- _Set problem_: Exact reproduction is required for all entries.

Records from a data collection

---+---

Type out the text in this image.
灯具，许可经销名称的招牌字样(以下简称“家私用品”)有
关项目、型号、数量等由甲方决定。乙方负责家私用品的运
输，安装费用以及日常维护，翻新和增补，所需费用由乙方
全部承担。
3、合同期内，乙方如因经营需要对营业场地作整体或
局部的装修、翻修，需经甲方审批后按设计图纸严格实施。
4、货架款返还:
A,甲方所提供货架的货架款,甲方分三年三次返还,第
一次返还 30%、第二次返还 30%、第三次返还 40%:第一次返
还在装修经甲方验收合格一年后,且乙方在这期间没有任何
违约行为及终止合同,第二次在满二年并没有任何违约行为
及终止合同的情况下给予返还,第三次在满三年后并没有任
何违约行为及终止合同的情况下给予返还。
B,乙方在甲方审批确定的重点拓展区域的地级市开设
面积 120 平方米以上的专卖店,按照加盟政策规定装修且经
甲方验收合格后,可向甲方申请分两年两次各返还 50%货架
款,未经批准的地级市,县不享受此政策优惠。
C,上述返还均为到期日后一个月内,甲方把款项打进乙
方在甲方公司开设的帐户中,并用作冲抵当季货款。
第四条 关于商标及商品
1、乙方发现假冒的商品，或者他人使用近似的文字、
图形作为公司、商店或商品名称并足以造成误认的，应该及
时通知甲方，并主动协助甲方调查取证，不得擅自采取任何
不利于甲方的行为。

---+---

- _Answer to the task_:
Type out the text in this image.
灯具，许可经销名称的招牌字样(以下简称“家私用品”)有
关项目、型号、数量等由甲方决定。乙方负责家私用品的运
输，安装费用以及日常维护，翻新和增补，所需费用由乙方
全部承担。
3、合同期内，乙方如因经营需要对营业场地作整体或
局部的装修、翻修，需经甲方审批后按设计图纸严格实施。
4、货架款返还:
A,甲方所提供货架的货架款,甲方分三年三次返还,第
一次返还 30%、第二次返还 30%、第三次返还 40%:第一次返
还在装修经甲方验收合格一年后,且乙方在这期间没有任何
违约行为及终止合同,第二次在满二年并没有任何违约行为
及终止合同的情况下给予返还,第三次在满三年后并没有任
何违约行为及终止合同的情况下给予返还。
B,乙方在甲方审批确定的重点拓展区域的地级市开设
面积 120 平方米以上的专卖店,按照加盟政策规定装修且经
甲方验收合格后,可向甲方申请分两年两次各返还 50%货架
款,未经批准的地级市,县不享受此政策优惠。
C,上述返还均为到期日后一个月内,甲方把款项打进乙
方在甲方公司开设的帐户中,并用作冲抵当季货款。
第四条 关于商标及商品
1、乙方发现假冒的商品，或者他人使用近似的文字、
图形作为公司、商店或商品名称并足以造成误认的，应该及
时通知甲方，并主动协助甲方调查取证，不得擅自采取任何
不利于甲方的行为。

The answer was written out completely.